* **Work instructions**:
In full and without alteration, give the listing again.

* **Records for this exercise**:
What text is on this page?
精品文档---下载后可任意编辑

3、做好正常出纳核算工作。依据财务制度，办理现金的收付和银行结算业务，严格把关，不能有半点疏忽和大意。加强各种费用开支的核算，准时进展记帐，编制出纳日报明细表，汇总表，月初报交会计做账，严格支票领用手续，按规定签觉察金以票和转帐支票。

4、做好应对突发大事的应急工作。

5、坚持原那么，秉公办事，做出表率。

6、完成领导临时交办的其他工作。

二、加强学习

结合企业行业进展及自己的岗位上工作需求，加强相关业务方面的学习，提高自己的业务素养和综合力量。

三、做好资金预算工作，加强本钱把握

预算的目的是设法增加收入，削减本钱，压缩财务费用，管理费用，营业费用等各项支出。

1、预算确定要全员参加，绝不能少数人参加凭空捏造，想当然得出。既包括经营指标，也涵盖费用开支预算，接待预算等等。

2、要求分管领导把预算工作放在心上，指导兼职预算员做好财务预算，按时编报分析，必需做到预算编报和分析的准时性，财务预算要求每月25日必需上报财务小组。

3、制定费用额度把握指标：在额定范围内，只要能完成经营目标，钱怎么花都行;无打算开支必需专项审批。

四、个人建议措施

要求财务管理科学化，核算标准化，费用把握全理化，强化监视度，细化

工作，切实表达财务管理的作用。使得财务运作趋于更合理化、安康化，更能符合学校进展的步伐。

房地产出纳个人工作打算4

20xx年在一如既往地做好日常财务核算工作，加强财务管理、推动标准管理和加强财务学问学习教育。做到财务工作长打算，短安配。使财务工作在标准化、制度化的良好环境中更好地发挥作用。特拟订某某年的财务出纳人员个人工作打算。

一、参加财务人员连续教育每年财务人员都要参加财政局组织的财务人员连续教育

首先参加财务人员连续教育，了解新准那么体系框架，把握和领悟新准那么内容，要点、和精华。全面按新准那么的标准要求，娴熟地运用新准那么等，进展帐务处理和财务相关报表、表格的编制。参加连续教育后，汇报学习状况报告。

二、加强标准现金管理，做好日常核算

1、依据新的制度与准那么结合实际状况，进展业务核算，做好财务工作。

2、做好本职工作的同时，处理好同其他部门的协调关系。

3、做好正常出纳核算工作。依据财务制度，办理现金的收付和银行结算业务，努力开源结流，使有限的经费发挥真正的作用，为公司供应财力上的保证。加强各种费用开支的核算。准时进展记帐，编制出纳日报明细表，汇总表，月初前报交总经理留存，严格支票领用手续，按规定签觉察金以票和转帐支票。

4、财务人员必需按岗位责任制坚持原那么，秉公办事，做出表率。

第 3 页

* **Solution**:
What text is on this page?
精品文档---下载后可任意编辑

3、做好正常出纳核算工作。依据财务制度，办理现金的收付和银行结算业务，严格把关，不能有半点疏忽和大意。加强各种费用开支的核算，准时进展记帐，编制出纳日报明细表，汇总表，月初报交会计做账，严格支票领用手续，按规定签觉察金以票和转帐支票。

4、做好应对突发大事的应急工作。

5、坚持原那么，秉公办事，做出表率。

6、完成领导临时交办的其他工作。

二、加强学习

结合企业行业进展及自己的岗位上工作需求，加强相关业务方面的学习，提高自己的业务素养和综合力量。

三、做好资金预算工作，加强本钱把握

预算的目的是设法增加收入，削减本钱，压缩财务费用，管理费用，营业费用等各项支出。

1、预算确定要全员参加，绝不能少数人参加凭空捏造，想当然得出。既包括经营指标，也涵盖费用开支预算，接待预算等等。

2、要求分管领导把预算工作放在心上，指导兼职预算员做好财务预算，按时编报分析，必需做到预算编报和分析的准时性，财务预算要求每月25日必需上报财务小组。

3、制定费用额度把握指标：在额定范围内，只要能完成经营目标，钱怎么花都行;无打算开支必需专项审批。

四、个人建议措施

要求财务管理科学化，核算标准化，费用把握全理化，强化监视度，细化

工作，切实表达财务管理的作用。使得财务运作趋于更合理化、安康化，更能符合学校进展的步伐。

房地产出纳个人工作打算4

20xx年在一如既往地做好日常财务核算工作，加强财务管理、推动标准管理和加强财务学问学习教育。做到财务工作长打算，短安配。使财务工作在标准化、制度化的良好环境中更好地发挥作用。特拟订某某年的财务出纳人员个人工作打算。

一、参加财务人员连续教育每年财务人员都要参加财政局组织的财务人员连续教育

首先参加财务人员连续教育，了解新准那么体系框架，把握和领悟新准那么内容，要点、和精华。全面按新准那么的标准要求，娴熟地运用新准那么等，进展帐务处理和财务相关报表、表格的编制。参加连续教育后，汇报学习状况报告。

二、加强标准现金管理，做好日常核算

1、依据新的制度与准那么结合实际状况，进展业务核算，做好财务工作。

2、做好本职工作的同时，处理好同其他部门的协调关系。

3、做好正常出纳核算工作。依据财务制度，办理现金的收付和银行结算业务，努力开源结流，使有限的经费发挥真正的作用，为公司供应财力上的保证。加强各种费用开支的核算。准时进展记帐，编制出纳日报明细表，汇总表，月初前报交总经理留存，严格支票领用手续，按规定签觉察金以票和转帐支票。

4、财务人员必需按岗位责任制坚持原那么，秉公办事，做出表率。

第 3 页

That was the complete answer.